[Figure data in JSON]
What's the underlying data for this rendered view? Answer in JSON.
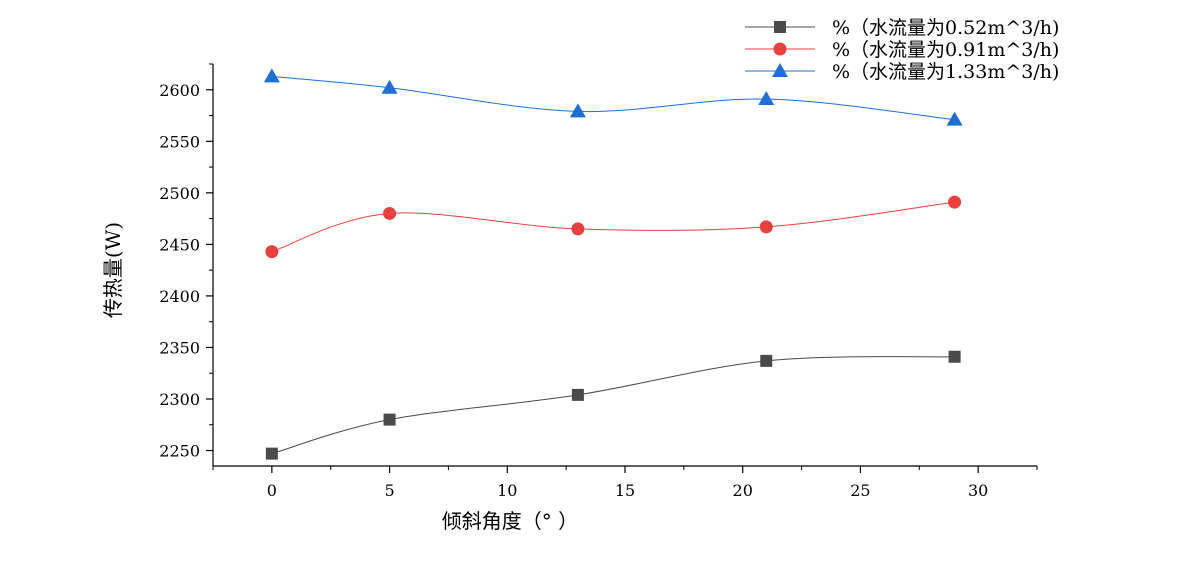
{
  "chart_data": {
    "type": "line",
    "xlabel": "倾斜角度（°  ）",
    "ylabel": "传热量(W)",
    "xlim": [
      -2.5,
      32.5
    ],
    "ylim": [
      2235,
      2625
    ],
    "xticks": [
      "0",
      "5",
      "10",
      "15",
      "20",
      "25",
      "30"
    ],
    "yticks": [
      "2250",
      "2300",
      "2350",
      "2400",
      "2450",
      "2500",
      "2550",
      "2600"
    ],
    "x": [
      0,
      5,
      13,
      21,
      29
    ],
    "series": [
      {
        "name": "%（水流量为0.52m^3/h)",
        "color": "#4a4a4a",
        "marker": "square",
        "values": [
          2247,
          2280,
          2304,
          2337,
          2341
        ]
      },
      {
        "name": "%（水流量为0.91m^3/h)",
        "color": "#e8403f",
        "marker": "circle",
        "values": [
          2443,
          2480,
          2465,
          2467,
          2491
        ]
      },
      {
        "name": "%（水流量为1.33m^3/h)",
        "color": "#1f6fd6",
        "marker": "triangle",
        "values": [
          2613,
          2602,
          2579,
          2591,
          2571
        ]
      }
    ],
    "grid": false,
    "legend": "top-right"
  }
}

Exercise requirements: Pictures don't belong in the copy. Transcribe every record exactly as it appears.

Exercise output:
What's the underlying data for this rendered view? Answer in JSON.
{
  "chart_data": {
    "type": "line",
    "xlabel": "倾斜角度（°  ）",
    "ylabel": "传热量(W)",
    "xlim": [
      -2.5,
      32.5
    ],
    "ylim": [
      2235,
      2625
    ],
    "xticks": [
      "0",
      "5",
      "10",
      "15",
      "20",
      "25",
      "30"
    ],
    "yticks": [
      "2250",
      "2300",
      "2350",
      "2400",
      "2450",
      "2500",
      "2550",
      "2600"
    ],
    "x": [
      0,
      5,
      13,
      21,
      29
    ],
    "series": [
      {
        "name": "%（水流量为0.52m^3/h)",
        "color": "#4a4a4a",
        "marker": "square",
        "values": [
          2247,
          2280,
          2304,
          2337,
          2341
        ]
      },
      {
        "name": "%（水流量为0.91m^3/h)",
        "color": "#e8403f",
        "marker": "circle",
        "values": [
          2443,
          2480,
          2465,
          2467,
          2491
        ]
      },
      {
        "name": "%（水流量为1.33m^3/h)",
        "color": "#1f6fd6",
        "marker": "triangle",
        "values": [
          2613,
          2602,
          2579,
          2591,
          2571
        ]
      }
    ],
    "grid": false,
    "legend": "top-right"
  }
}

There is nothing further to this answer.